* _Required work_: Say how many lines contain the string "name". Give no other output.

--- Start of Data listing ---

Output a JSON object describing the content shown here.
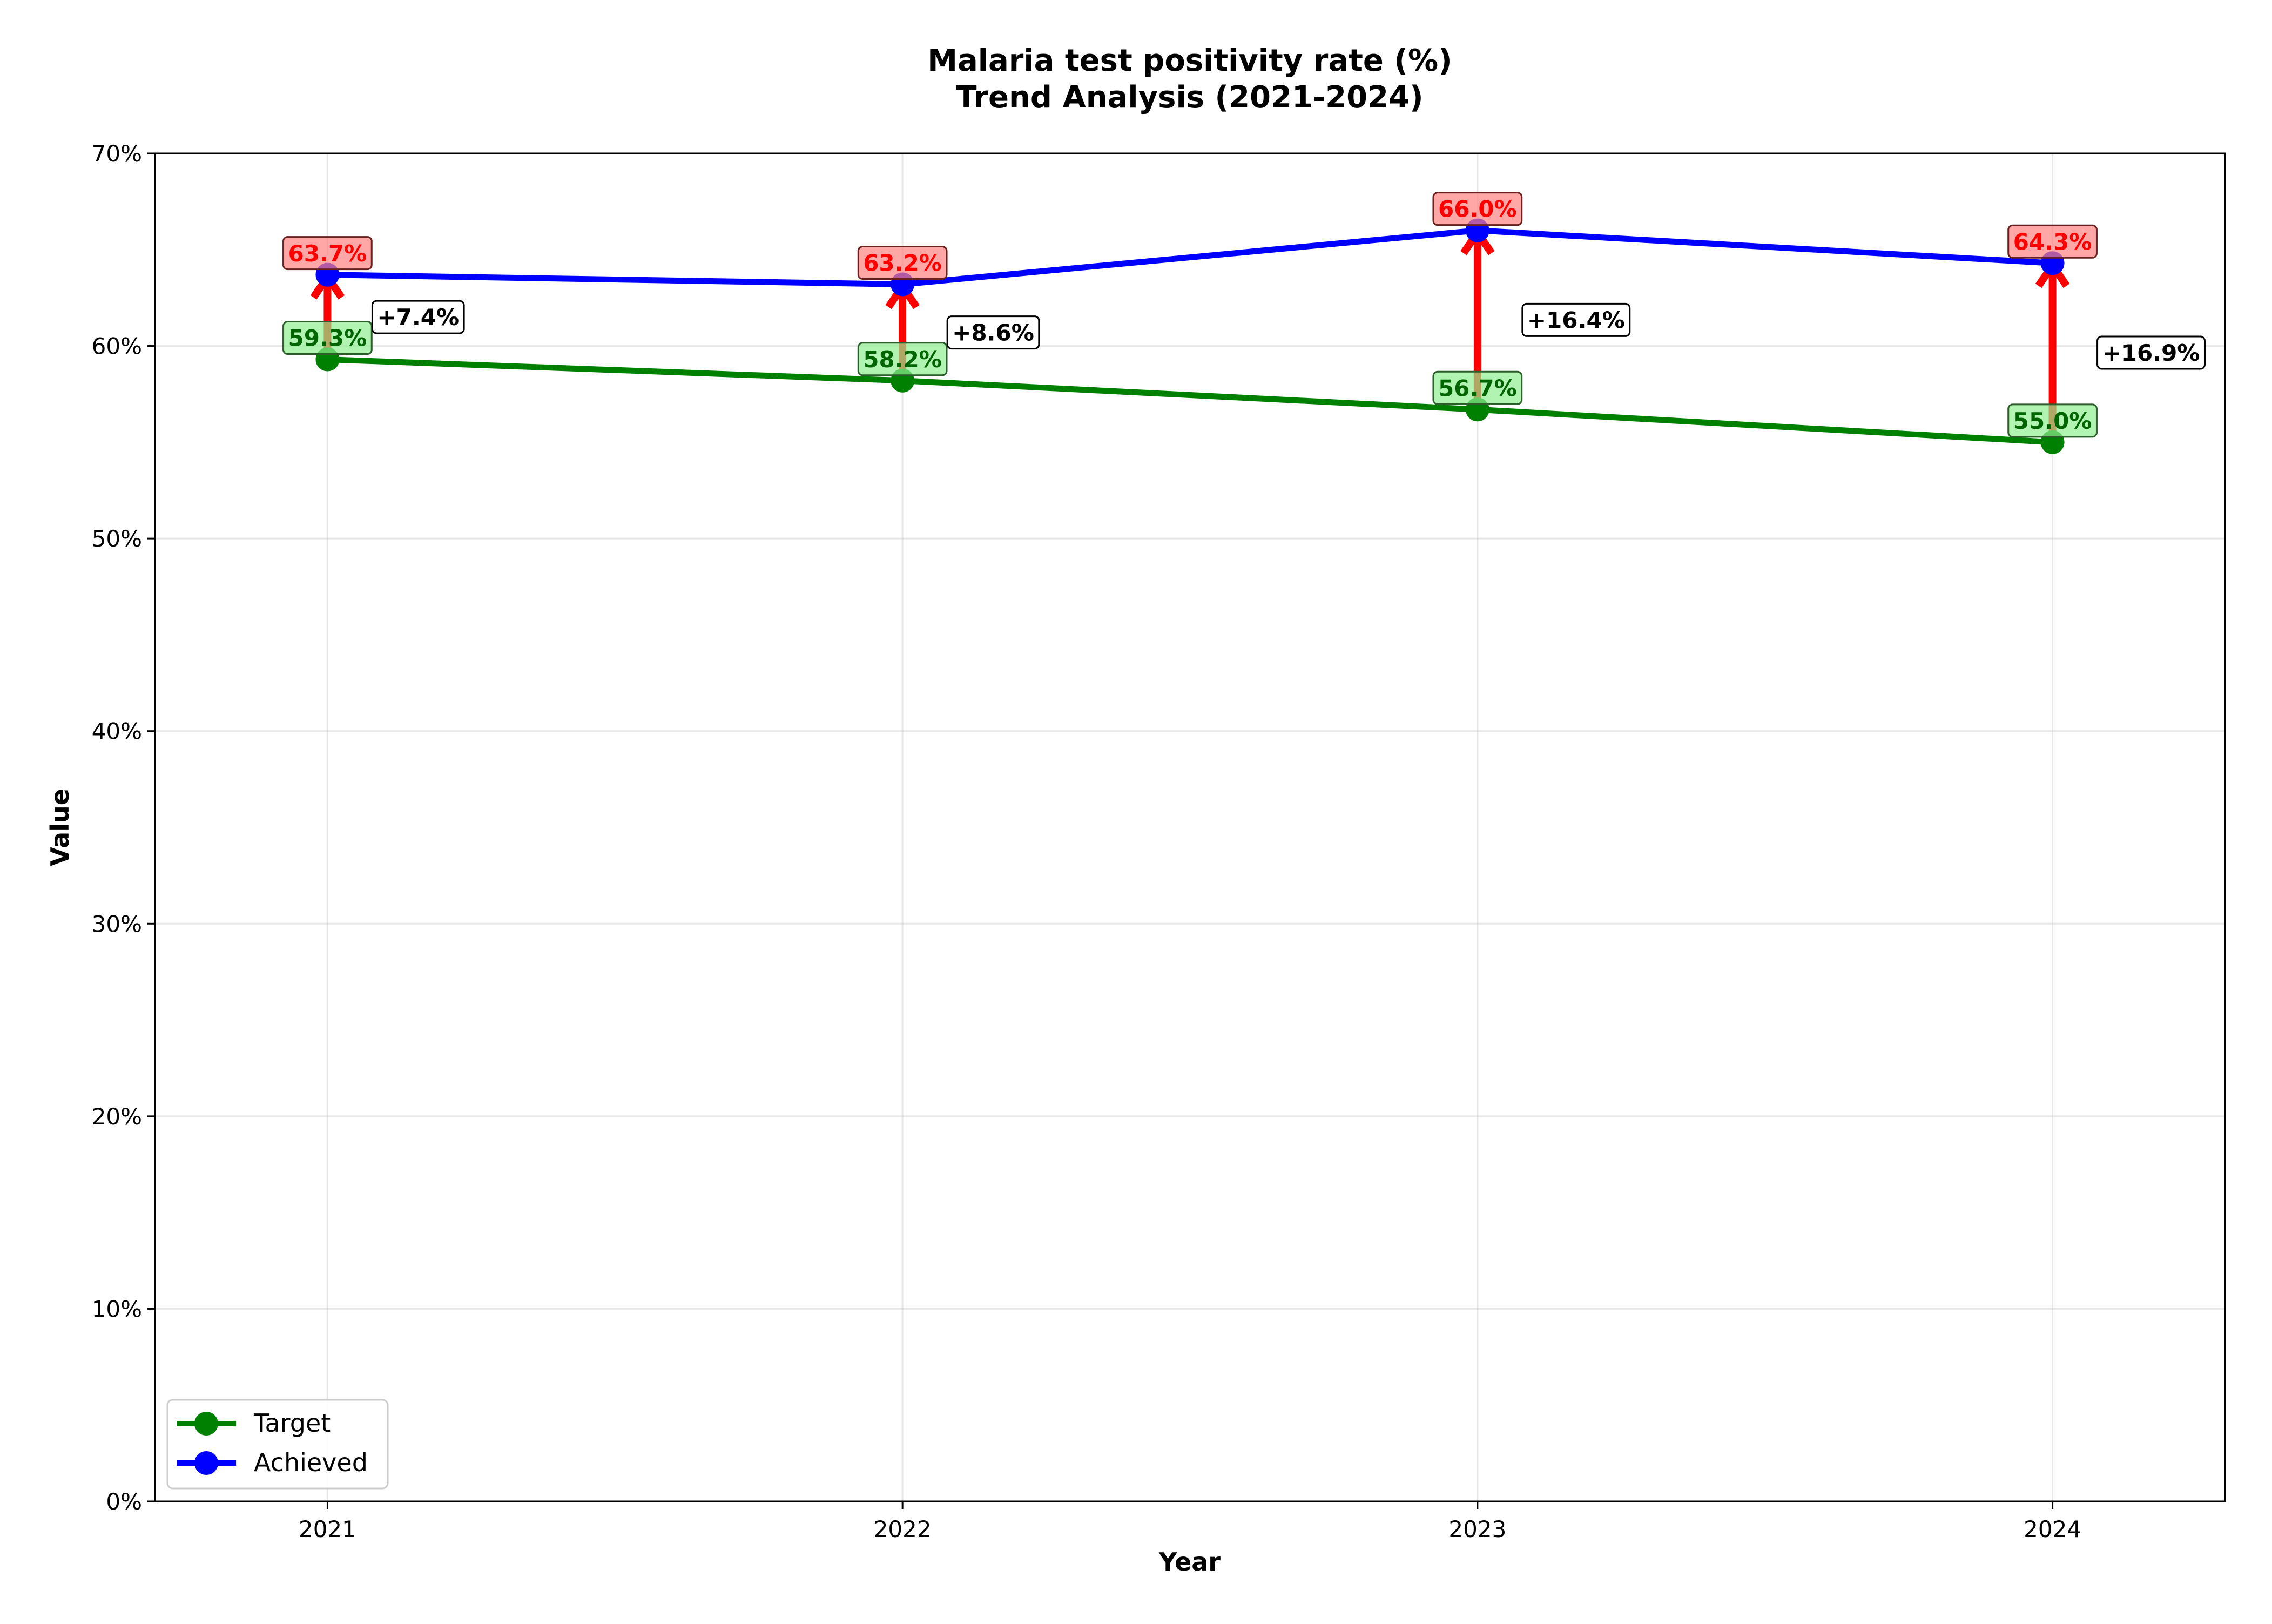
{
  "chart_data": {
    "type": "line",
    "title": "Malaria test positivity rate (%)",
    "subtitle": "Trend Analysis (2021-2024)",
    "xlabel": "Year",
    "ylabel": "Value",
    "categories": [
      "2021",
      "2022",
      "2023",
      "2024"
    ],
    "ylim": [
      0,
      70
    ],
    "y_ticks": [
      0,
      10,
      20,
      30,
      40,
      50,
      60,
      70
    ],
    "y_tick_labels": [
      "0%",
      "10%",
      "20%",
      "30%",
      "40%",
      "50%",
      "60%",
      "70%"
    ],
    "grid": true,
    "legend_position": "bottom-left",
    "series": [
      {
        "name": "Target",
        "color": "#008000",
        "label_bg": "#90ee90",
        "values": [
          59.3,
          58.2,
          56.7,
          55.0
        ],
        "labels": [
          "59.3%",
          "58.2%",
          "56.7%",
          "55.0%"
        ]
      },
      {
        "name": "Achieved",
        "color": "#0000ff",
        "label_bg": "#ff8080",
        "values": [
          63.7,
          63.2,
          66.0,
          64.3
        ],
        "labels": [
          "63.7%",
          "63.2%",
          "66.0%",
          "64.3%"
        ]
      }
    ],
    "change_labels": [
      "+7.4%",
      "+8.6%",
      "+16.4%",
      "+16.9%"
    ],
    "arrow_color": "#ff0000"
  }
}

--- End of Data listing ---
--- Start of Data listing ---

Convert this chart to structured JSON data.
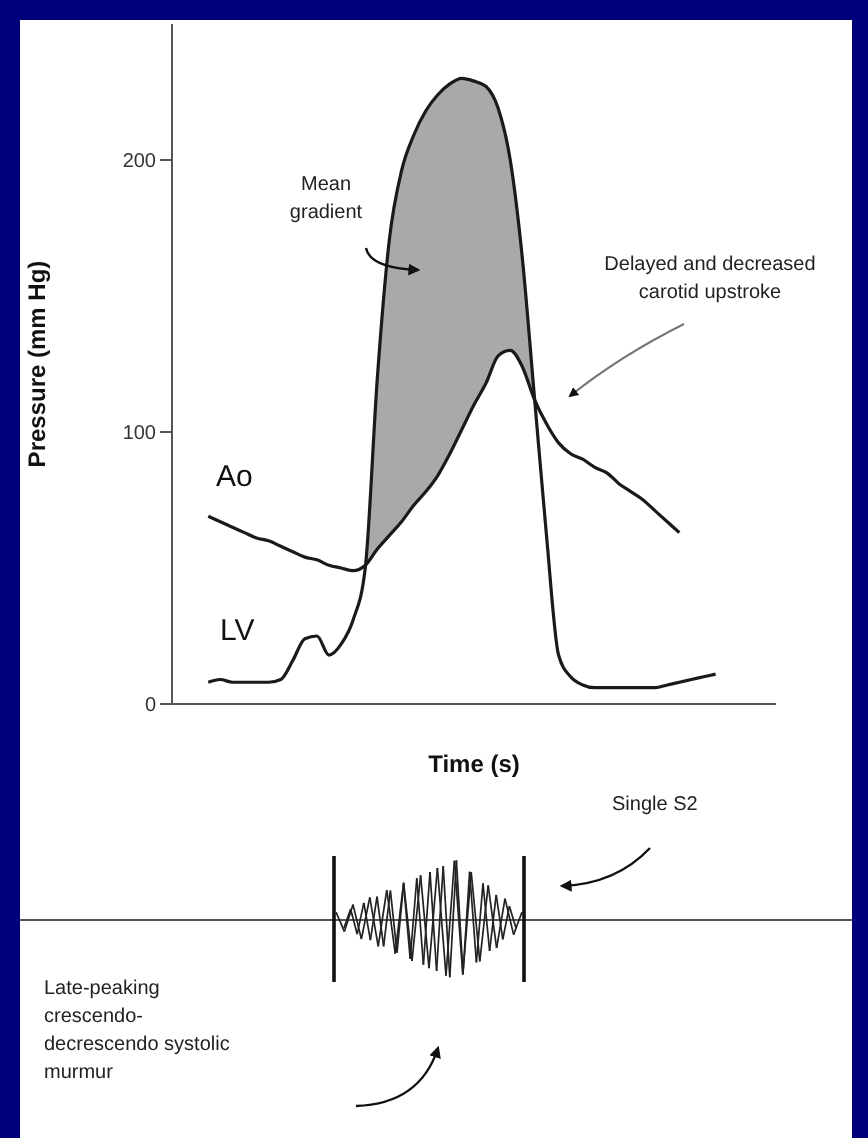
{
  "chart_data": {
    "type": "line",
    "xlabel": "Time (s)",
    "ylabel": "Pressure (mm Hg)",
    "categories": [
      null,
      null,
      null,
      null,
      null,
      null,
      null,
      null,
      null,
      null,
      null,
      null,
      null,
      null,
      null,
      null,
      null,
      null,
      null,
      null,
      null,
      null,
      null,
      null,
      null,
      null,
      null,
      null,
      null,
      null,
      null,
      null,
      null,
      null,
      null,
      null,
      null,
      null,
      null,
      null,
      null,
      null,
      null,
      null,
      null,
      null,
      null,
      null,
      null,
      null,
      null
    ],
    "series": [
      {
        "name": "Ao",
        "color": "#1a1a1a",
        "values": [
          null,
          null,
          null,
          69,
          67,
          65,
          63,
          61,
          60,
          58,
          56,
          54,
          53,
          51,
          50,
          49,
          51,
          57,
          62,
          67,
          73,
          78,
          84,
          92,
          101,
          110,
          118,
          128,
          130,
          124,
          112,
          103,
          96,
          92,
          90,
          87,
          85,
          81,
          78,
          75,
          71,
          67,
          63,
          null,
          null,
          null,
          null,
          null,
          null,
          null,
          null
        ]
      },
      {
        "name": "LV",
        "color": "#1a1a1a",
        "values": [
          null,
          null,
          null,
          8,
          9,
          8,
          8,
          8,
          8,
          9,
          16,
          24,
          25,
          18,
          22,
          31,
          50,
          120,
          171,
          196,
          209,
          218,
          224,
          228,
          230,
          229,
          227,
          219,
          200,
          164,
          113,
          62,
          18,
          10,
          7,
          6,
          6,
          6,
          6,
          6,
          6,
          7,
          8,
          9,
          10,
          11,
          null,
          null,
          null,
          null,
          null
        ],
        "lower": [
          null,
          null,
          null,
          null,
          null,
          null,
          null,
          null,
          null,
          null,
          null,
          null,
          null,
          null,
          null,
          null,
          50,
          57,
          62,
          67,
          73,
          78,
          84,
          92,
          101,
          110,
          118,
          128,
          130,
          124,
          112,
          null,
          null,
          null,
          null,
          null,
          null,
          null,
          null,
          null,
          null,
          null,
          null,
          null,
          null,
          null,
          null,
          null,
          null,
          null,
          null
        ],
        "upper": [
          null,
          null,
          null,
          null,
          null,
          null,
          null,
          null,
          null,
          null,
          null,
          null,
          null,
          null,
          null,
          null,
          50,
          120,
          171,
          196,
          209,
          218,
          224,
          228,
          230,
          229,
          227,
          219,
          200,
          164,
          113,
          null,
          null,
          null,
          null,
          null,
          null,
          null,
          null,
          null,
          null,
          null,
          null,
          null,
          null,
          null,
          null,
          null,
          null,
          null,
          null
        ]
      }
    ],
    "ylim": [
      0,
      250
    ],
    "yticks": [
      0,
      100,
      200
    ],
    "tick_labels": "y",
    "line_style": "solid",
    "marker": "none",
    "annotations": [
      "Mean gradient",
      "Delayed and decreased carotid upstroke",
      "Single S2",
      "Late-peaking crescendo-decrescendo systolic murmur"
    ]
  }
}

--- End of Data listing ---

* _Answer in full_: 4